#### [GIVEN TASK]
Where a line in the listing below contains the word "tear", copy that line.

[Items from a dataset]

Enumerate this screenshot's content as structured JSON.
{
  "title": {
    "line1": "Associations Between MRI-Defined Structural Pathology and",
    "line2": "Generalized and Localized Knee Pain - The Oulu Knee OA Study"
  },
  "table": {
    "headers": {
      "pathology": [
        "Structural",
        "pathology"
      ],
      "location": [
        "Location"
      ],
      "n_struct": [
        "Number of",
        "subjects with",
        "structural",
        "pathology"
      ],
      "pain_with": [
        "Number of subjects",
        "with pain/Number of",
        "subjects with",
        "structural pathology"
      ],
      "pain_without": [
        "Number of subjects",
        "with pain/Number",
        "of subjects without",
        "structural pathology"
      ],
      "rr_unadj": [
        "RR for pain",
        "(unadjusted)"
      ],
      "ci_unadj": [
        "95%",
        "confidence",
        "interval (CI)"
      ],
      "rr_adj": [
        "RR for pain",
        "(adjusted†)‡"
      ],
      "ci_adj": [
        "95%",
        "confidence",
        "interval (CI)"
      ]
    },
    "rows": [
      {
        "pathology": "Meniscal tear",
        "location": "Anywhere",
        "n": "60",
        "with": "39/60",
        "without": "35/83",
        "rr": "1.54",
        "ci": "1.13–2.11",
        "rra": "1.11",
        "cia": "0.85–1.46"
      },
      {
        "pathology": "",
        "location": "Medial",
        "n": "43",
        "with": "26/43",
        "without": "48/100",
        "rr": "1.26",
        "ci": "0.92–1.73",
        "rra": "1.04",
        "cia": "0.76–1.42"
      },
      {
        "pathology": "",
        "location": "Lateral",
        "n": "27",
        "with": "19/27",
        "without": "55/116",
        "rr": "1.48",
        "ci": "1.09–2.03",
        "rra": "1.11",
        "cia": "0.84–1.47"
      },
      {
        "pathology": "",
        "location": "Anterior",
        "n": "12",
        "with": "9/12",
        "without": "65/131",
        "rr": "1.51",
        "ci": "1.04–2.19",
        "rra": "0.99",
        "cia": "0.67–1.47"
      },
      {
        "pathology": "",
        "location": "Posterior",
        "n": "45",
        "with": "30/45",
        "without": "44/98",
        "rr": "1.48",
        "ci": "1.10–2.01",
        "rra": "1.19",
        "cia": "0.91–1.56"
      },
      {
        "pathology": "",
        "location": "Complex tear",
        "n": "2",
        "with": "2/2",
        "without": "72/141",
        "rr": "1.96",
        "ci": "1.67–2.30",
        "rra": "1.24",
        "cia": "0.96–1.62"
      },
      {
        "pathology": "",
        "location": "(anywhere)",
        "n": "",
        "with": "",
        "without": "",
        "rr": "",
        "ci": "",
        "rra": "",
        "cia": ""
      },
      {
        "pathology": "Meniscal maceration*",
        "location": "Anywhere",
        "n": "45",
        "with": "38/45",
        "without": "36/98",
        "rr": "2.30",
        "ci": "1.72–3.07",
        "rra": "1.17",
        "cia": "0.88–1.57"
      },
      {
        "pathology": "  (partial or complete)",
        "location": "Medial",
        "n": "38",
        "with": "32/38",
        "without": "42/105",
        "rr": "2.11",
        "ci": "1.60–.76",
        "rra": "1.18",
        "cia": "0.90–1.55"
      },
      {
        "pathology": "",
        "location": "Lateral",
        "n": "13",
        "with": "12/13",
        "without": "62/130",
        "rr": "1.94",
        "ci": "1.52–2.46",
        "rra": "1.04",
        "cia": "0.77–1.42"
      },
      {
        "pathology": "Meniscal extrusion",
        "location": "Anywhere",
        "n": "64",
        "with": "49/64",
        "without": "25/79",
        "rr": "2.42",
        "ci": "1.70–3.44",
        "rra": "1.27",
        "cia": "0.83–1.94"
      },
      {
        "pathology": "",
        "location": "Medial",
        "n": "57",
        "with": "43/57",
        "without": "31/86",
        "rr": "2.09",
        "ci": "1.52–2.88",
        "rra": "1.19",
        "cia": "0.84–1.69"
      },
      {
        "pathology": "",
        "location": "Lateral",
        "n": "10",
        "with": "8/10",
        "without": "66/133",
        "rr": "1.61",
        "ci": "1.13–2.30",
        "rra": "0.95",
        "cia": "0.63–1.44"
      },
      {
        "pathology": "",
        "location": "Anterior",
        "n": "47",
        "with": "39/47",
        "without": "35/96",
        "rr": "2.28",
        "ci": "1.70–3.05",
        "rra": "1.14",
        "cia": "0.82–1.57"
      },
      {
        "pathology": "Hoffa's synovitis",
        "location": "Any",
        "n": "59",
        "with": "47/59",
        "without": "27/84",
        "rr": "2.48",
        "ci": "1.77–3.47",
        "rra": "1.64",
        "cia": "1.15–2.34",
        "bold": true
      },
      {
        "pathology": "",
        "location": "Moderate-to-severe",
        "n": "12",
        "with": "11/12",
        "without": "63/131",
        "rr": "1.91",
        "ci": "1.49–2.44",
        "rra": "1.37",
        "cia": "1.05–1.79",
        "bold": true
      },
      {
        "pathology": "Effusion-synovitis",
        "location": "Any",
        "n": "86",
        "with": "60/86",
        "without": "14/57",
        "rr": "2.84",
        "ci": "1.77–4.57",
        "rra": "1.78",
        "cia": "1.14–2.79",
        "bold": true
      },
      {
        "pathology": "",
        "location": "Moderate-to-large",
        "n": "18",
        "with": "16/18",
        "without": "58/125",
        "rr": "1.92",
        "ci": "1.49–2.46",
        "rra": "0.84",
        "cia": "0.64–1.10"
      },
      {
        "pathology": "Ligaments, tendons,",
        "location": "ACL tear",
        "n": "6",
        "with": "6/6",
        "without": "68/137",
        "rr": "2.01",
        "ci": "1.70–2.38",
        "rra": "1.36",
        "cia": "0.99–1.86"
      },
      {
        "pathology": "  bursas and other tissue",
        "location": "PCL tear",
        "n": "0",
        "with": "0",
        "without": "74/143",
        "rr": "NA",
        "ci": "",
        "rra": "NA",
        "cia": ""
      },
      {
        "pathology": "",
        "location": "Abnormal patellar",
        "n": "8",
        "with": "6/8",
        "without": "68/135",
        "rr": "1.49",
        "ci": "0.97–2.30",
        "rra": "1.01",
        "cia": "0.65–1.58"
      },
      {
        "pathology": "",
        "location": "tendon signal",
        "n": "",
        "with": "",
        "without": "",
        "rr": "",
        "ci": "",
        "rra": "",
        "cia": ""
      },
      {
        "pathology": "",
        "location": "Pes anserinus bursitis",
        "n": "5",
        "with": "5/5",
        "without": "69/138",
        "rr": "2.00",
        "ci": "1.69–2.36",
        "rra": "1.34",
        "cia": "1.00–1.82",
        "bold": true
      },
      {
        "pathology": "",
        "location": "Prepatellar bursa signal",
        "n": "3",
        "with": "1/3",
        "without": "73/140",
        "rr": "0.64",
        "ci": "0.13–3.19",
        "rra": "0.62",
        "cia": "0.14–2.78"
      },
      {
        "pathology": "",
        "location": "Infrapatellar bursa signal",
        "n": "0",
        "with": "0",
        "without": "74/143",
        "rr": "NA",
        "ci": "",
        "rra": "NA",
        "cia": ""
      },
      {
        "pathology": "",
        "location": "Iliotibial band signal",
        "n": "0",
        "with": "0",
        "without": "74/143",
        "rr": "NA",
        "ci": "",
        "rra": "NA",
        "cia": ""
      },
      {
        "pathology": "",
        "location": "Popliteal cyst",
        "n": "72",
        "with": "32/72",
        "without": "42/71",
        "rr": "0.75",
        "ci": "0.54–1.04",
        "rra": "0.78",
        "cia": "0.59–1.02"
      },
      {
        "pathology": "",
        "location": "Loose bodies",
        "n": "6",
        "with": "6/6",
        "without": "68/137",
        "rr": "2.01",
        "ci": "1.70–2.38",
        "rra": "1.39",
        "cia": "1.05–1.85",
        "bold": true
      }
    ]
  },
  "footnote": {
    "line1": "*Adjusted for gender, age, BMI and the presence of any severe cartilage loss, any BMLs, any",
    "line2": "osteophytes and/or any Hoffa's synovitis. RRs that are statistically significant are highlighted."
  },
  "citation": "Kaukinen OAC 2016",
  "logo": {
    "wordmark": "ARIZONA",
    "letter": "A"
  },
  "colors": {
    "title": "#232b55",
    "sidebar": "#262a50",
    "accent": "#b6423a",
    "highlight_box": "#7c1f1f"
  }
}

#### [THE SOLUTION]
        "pathology": "Meniscal tear",
        "location": "Complex tear",
        "location": "ACL tear",
        "location": "PCL tear",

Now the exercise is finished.